## Required task:
Pull out every line below that contains the word "accent".
--- START The records ---
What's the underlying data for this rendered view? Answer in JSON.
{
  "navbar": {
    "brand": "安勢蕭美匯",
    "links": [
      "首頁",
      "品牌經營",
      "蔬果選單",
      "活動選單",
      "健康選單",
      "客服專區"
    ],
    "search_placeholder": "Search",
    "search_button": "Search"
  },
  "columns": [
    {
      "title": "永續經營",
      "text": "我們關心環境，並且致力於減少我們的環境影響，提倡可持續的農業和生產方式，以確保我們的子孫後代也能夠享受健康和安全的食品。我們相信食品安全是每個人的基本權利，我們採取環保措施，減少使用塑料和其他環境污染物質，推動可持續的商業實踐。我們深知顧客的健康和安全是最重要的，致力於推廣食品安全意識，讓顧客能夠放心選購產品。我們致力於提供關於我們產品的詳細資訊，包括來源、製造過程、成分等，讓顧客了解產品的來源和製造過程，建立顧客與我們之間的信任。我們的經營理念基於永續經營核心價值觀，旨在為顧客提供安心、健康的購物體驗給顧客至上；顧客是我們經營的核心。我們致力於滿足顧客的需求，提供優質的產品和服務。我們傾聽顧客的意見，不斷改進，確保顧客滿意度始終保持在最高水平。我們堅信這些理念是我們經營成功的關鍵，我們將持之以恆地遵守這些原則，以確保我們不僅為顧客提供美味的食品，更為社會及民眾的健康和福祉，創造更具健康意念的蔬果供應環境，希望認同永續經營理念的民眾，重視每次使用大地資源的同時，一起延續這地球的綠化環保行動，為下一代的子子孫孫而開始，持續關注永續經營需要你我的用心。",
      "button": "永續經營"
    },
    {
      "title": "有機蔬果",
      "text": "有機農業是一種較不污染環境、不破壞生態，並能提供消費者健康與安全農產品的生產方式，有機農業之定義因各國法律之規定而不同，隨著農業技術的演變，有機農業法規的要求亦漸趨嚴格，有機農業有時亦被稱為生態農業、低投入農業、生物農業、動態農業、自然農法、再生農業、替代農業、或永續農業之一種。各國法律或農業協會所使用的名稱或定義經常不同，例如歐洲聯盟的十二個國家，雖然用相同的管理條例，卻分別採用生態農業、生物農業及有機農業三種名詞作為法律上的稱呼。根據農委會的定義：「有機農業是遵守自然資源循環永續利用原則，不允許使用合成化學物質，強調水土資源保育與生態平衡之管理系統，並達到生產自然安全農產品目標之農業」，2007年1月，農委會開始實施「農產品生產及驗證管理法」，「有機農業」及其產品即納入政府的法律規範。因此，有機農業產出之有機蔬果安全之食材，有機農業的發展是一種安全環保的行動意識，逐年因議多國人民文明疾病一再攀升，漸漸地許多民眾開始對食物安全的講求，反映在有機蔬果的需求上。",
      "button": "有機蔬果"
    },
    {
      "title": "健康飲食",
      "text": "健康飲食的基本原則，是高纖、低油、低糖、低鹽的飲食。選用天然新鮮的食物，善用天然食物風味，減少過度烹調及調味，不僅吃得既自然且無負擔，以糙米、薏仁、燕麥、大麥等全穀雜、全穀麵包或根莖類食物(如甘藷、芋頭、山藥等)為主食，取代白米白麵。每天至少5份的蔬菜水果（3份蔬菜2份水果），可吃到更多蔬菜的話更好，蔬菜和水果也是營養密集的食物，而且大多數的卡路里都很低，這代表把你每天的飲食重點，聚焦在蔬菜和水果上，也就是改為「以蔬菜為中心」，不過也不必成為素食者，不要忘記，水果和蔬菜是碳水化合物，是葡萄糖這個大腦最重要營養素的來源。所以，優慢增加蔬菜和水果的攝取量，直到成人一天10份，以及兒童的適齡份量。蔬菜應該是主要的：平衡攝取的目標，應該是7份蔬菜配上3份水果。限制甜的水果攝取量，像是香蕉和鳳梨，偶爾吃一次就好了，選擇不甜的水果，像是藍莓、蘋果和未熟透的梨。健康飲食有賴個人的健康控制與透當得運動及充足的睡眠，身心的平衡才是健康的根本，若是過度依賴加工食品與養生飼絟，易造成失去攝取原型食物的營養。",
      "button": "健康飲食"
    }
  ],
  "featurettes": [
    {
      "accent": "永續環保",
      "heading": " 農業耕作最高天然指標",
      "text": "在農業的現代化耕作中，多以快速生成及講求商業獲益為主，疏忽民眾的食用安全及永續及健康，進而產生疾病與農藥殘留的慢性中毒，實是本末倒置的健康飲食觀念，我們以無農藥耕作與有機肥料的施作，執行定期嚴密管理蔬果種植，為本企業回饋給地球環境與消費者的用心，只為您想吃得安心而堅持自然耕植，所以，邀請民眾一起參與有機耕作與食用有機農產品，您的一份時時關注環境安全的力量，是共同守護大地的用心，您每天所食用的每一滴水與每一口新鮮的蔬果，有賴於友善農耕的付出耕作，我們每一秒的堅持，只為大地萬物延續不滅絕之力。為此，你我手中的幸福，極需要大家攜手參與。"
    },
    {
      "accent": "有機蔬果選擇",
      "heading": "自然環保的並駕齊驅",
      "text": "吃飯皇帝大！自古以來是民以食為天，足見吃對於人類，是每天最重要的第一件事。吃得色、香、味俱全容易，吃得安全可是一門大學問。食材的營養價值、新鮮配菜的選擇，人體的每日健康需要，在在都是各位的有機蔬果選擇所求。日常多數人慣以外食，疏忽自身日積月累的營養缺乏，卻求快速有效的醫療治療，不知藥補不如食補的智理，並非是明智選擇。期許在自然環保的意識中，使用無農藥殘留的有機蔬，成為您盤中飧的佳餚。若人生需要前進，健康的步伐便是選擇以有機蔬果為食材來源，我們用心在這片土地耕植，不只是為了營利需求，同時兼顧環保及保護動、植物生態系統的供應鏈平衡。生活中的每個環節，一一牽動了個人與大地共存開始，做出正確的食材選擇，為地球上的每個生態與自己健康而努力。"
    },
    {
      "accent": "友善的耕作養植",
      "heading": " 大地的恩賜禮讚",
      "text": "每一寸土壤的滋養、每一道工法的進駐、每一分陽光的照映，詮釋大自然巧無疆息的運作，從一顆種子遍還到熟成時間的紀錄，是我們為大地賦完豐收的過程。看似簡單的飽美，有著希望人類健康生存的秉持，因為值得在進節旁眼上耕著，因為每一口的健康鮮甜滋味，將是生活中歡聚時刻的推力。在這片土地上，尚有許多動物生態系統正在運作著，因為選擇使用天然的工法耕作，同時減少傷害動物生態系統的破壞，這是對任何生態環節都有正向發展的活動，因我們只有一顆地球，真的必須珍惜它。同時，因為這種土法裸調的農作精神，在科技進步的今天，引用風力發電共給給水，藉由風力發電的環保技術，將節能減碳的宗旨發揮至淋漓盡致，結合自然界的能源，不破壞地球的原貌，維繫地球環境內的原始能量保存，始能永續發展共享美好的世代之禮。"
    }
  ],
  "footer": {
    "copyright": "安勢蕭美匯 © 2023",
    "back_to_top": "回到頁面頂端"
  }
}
--- END The records ---
## Answer to this task:
      "accent": "永續環保",
      "accent": "有機蔬果選擇",
      "accent": "友善的耕作養植",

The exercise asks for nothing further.